What you need to do: Find each line holding "JSON" and copy it out.

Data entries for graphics
────────────────────

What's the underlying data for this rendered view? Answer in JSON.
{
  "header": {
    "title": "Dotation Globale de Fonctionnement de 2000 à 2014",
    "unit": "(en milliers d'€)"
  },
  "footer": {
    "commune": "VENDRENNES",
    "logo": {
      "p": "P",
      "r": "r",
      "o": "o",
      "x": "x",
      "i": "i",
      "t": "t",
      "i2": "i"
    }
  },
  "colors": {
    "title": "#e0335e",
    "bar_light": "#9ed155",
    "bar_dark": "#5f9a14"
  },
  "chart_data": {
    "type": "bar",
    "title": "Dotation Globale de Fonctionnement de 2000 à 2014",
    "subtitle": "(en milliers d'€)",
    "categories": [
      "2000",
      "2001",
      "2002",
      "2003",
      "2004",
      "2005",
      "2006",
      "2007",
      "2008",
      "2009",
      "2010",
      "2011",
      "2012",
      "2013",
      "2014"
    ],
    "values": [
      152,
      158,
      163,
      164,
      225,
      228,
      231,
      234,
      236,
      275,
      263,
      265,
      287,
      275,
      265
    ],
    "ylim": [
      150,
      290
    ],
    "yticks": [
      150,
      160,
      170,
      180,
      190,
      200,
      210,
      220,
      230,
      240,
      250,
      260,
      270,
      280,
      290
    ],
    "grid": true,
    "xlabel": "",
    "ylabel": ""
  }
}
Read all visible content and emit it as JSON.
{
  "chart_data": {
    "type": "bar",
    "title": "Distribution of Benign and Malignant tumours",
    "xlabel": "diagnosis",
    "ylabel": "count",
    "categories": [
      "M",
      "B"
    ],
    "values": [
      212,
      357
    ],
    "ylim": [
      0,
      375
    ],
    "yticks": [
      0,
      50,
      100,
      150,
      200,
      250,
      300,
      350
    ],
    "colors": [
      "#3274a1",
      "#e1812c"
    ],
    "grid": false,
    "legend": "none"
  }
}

────────────────────

Exercise response:
What's the underlying data for this rendered view? Answer in JSON.
Read all visible content and emit it as JSON.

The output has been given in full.